start Exercise material

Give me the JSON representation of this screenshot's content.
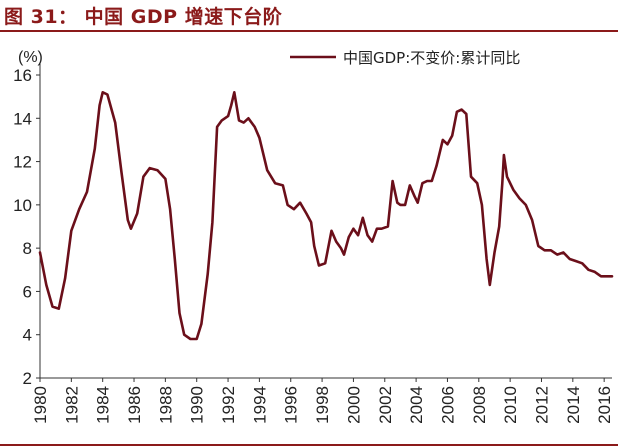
{
  "figure": {
    "title": "图 31： 中国 GDP 增速下台阶"
  },
  "colors": {
    "accent": "#8B1A1A",
    "series": "#6B0F1A"
  },
  "chart_data": {
    "type": "line",
    "ylabel": "(%)",
    "ylim": [
      2,
      16
    ],
    "yticks": [
      2,
      4,
      6,
      8,
      10,
      12,
      14,
      16
    ],
    "xlim": [
      1980,
      2016.5
    ],
    "xticks": [
      "1980",
      "1982",
      "1984",
      "1986",
      "1988",
      "1990",
      "1992",
      "1994",
      "1996",
      "1998",
      "2000",
      "2002",
      "2004",
      "2006",
      "2008",
      "2010",
      "2012",
      "2014",
      "2016"
    ],
    "grid": false,
    "legend": "top-right",
    "series": [
      {
        "name": "中国GDP:不变价:累计同比",
        "points": [
          [
            1980.0,
            7.8
          ],
          [
            1980.4,
            6.3
          ],
          [
            1980.8,
            5.3
          ],
          [
            1981.2,
            5.2
          ],
          [
            1981.6,
            6.6
          ],
          [
            1982.0,
            8.8
          ],
          [
            1982.5,
            9.8
          ],
          [
            1983.0,
            10.6
          ],
          [
            1983.5,
            12.6
          ],
          [
            1983.8,
            14.6
          ],
          [
            1984.0,
            15.2
          ],
          [
            1984.3,
            15.1
          ],
          [
            1984.8,
            13.8
          ],
          [
            1985.2,
            11.5
          ],
          [
            1985.6,
            9.3
          ],
          [
            1985.8,
            8.9
          ],
          [
            1986.2,
            9.6
          ],
          [
            1986.6,
            11.3
          ],
          [
            1987.0,
            11.7
          ],
          [
            1987.5,
            11.6
          ],
          [
            1988.0,
            11.2
          ],
          [
            1988.3,
            9.8
          ],
          [
            1988.6,
            7.5
          ],
          [
            1988.9,
            5.0
          ],
          [
            1989.2,
            4.0
          ],
          [
            1989.6,
            3.8
          ],
          [
            1990.0,
            3.8
          ],
          [
            1990.3,
            4.5
          ],
          [
            1990.7,
            6.8
          ],
          [
            1991.0,
            9.2
          ],
          [
            1991.3,
            13.6
          ],
          [
            1991.6,
            13.9
          ],
          [
            1992.0,
            14.1
          ],
          [
            1992.2,
            14.6
          ],
          [
            1992.4,
            15.2
          ],
          [
            1992.7,
            13.9
          ],
          [
            1993.0,
            13.8
          ],
          [
            1993.3,
            14.0
          ],
          [
            1993.7,
            13.6
          ],
          [
            1994.0,
            13.1
          ],
          [
            1994.5,
            11.6
          ],
          [
            1995.0,
            11.0
          ],
          [
            1995.5,
            10.9
          ],
          [
            1995.8,
            10.0
          ],
          [
            1996.2,
            9.8
          ],
          [
            1996.6,
            10.1
          ],
          [
            1997.0,
            9.6
          ],
          [
            1997.3,
            9.2
          ],
          [
            1997.5,
            8.1
          ],
          [
            1997.8,
            7.2
          ],
          [
            1998.2,
            7.3
          ],
          [
            1998.6,
            8.8
          ],
          [
            1998.9,
            8.3
          ],
          [
            1999.2,
            8.0
          ],
          [
            1999.4,
            7.7
          ],
          [
            1999.7,
            8.5
          ],
          [
            2000.0,
            8.9
          ],
          [
            2000.3,
            8.6
          ],
          [
            2000.6,
            9.4
          ],
          [
            2000.9,
            8.6
          ],
          [
            2001.2,
            8.3
          ],
          [
            2001.5,
            8.9
          ],
          [
            2001.8,
            8.9
          ],
          [
            2002.2,
            9.0
          ],
          [
            2002.5,
            11.1
          ],
          [
            2002.8,
            10.1
          ],
          [
            2003.0,
            10.0
          ],
          [
            2003.3,
            10.0
          ],
          [
            2003.6,
            10.9
          ],
          [
            2003.9,
            10.4
          ],
          [
            2004.1,
            10.1
          ],
          [
            2004.4,
            11.0
          ],
          [
            2004.7,
            11.1
          ],
          [
            2005.0,
            11.1
          ],
          [
            2005.3,
            11.8
          ],
          [
            2005.7,
            13.0
          ],
          [
            2006.0,
            12.8
          ],
          [
            2006.3,
            13.2
          ],
          [
            2006.6,
            14.3
          ],
          [
            2006.9,
            14.4
          ],
          [
            2007.2,
            14.2
          ],
          [
            2007.5,
            11.3
          ],
          [
            2007.9,
            11.0
          ],
          [
            2008.2,
            10.0
          ],
          [
            2008.5,
            7.5
          ],
          [
            2008.7,
            6.3
          ],
          [
            2009.0,
            7.8
          ],
          [
            2009.3,
            9.0
          ],
          [
            2009.5,
            11.0
          ],
          [
            2009.6,
            12.3
          ],
          [
            2009.8,
            11.3
          ],
          [
            2010.2,
            10.7
          ],
          [
            2010.6,
            10.3
          ],
          [
            2011.0,
            10.0
          ],
          [
            2011.4,
            9.3
          ],
          [
            2011.8,
            8.1
          ],
          [
            2012.2,
            7.9
          ],
          [
            2012.6,
            7.9
          ],
          [
            2013.0,
            7.7
          ],
          [
            2013.4,
            7.8
          ],
          [
            2013.8,
            7.5
          ],
          [
            2014.2,
            7.4
          ],
          [
            2014.6,
            7.3
          ],
          [
            2015.0,
            7.0
          ],
          [
            2015.4,
            6.9
          ],
          [
            2015.8,
            6.7
          ],
          [
            2016.0,
            6.7
          ],
          [
            2016.5,
            6.7
          ]
        ]
      }
    ]
  }
}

end Exercise material

* [What you should do]:
Produce an exact copy of each line of data, skipping embedded images.

* [Exercise result]:
Give me the JSON representation of this screenshot's content.
{
  "figure": {
    "title": "图 31： 中国 GDP 增速下台阶"
  },
  "colors": {
    "accent": "#8B1A1A",
    "series": "#6B0F1A"
  },
  "chart_data": {
    "type": "line",
    "ylabel": "(%)",
    "ylim": [
      2,
      16
    ],
    "yticks": [
      2,
      4,
      6,
      8,
      10,
      12,
      14,
      16
    ],
    "xlim": [
      1980,
      2016.5
    ],
    "xticks": [
      "1980",
      "1982",
      "1984",
      "1986",
      "1988",
      "1990",
      "1992",
      "1994",
      "1996",
      "1998",
      "2000",
      "2002",
      "2004",
      "2006",
      "2008",
      "2010",
      "2012",
      "2014",
      "2016"
    ],
    "grid": false,
    "legend": "top-right",
    "series": [
      {
        "name": "中国GDP:不变价:累计同比",
        "points": [
          [
            1980.0,
            7.8
          ],
          [
            1980.4,
            6.3
          ],
          [
            1980.8,
            5.3
          ],
          [
            1981.2,
            5.2
          ],
          [
            1981.6,
            6.6
          ],
          [
            1982.0,
            8.8
          ],
          [
            1982.5,
            9.8
          ],
          [
            1983.0,
            10.6
          ],
          [
            1983.5,
            12.6
          ],
          [
            1983.8,
            14.6
          ],
          [
            1984.0,
            15.2
          ],
          [
            1984.3,
            15.1
          ],
          [
            1984.8,
            13.8
          ],
          [
            1985.2,
            11.5
          ],
          [
            1985.6,
            9.3
          ],
          [
            1985.8,
            8.9
          ],
          [
            1986.2,
            9.6
          ],
          [
            1986.6,
            11.3
          ],
          [
            1987.0,
            11.7
          ],
          [
            1987.5,
            11.6
          ],
          [
            1988.0,
            11.2
          ],
          [
            1988.3,
            9.8
          ],
          [
            1988.6,
            7.5
          ],
          [
            1988.9,
            5.0
          ],
          [
            1989.2,
            4.0
          ],
          [
            1989.6,
            3.8
          ],
          [
            1990.0,
            3.8
          ],
          [
            1990.3,
            4.5
          ],
          [
            1990.7,
            6.8
          ],
          [
            1991.0,
            9.2
          ],
          [
            1991.3,
            13.6
          ],
          [
            1991.6,
            13.9
          ],
          [
            1992.0,
            14.1
          ],
          [
            1992.2,
            14.6
          ],
          [
            1992.4,
            15.2
          ],
          [
            1992.7,
            13.9
          ],
          [
            1993.0,
            13.8
          ],
          [
            1993.3,
            14.0
          ],
          [
            1993.7,
            13.6
          ],
          [
            1994.0,
            13.1
          ],
          [
            1994.5,
            11.6
          ],
          [
            1995.0,
            11.0
          ],
          [
            1995.5,
            10.9
          ],
          [
            1995.8,
            10.0
          ],
          [
            1996.2,
            9.8
          ],
          [
            1996.6,
            10.1
          ],
          [
            1997.0,
            9.6
          ],
          [
            1997.3,
            9.2
          ],
          [
            1997.5,
            8.1
          ],
          [
            1997.8,
            7.2
          ],
          [
            1998.2,
            7.3
          ],
          [
            1998.6,
            8.8
          ],
          [
            1998.9,
            8.3
          ],
          [
            1999.2,
            8.0
          ],
          [
            1999.4,
            7.7
          ],
          [
            1999.7,
            8.5
          ],
          [
            2000.0,
            8.9
          ],
          [
            2000.3,
            8.6
          ],
          [
            2000.6,
            9.4
          ],
          [
            2000.9,
            8.6
          ],
          [
            2001.2,
            8.3
          ],
          [
            2001.5,
            8.9
          ],
          [
            2001.8,
            8.9
          ],
          [
            2002.2,
            9.0
          ],
          [
            2002.5,
            11.1
          ],
          [
            2002.8,
            10.1
          ],
          [
            2003.0,
            10.0
          ],
          [
            2003.3,
            10.0
          ],
          [
            2003.6,
            10.9
          ],
          [
            2003.9,
            10.4
          ],
          [
            2004.1,
            10.1
          ],
          [
            2004.4,
            11.0
          ],
          [
            2004.7,
            11.1
          ],
          [
            2005.0,
            11.1
          ],
          [
            2005.3,
            11.8
          ],
          [
            2005.7,
            13.0
          ],
          [
            2006.0,
            12.8
          ],
          [
            2006.3,
            13.2
          ],
          [
            2006.6,
            14.3
          ],
          [
            2006.9,
            14.4
          ],
          [
            2007.2,
            14.2
          ],
          [
            2007.5,
            11.3
          ],
          [
            2007.9,
            11.0
          ],
          [
            2008.2,
            10.0
          ],
          [
            2008.5,
            7.5
          ],
          [
            2008.7,
            6.3
          ],
          [
            2009.0,
            7.8
          ],
          [
            2009.3,
            9.0
          ],
          [
            2009.5,
            11.0
          ],
          [
            2009.6,
            12.3
          ],
          [
            2009.8,
            11.3
          ],
          [
            2010.2,
            10.7
          ],
          [
            2010.6,
            10.3
          ],
          [
            2011.0,
            10.0
          ],
          [
            2011.4,
            9.3
          ],
          [
            2011.8,
            8.1
          ],
          [
            2012.2,
            7.9
          ],
          [
            2012.6,
            7.9
          ],
          [
            2013.0,
            7.7
          ],
          [
            2013.4,
            7.8
          ],
          [
            2013.8,
            7.5
          ],
          [
            2014.2,
            7.4
          ],
          [
            2014.6,
            7.3
          ],
          [
            2015.0,
            7.0
          ],
          [
            2015.4,
            6.9
          ],
          [
            2015.8,
            6.7
          ],
          [
            2016.0,
            6.7
          ],
          [
            2016.5,
            6.7
          ]
        ]
      }
    ]
  }
}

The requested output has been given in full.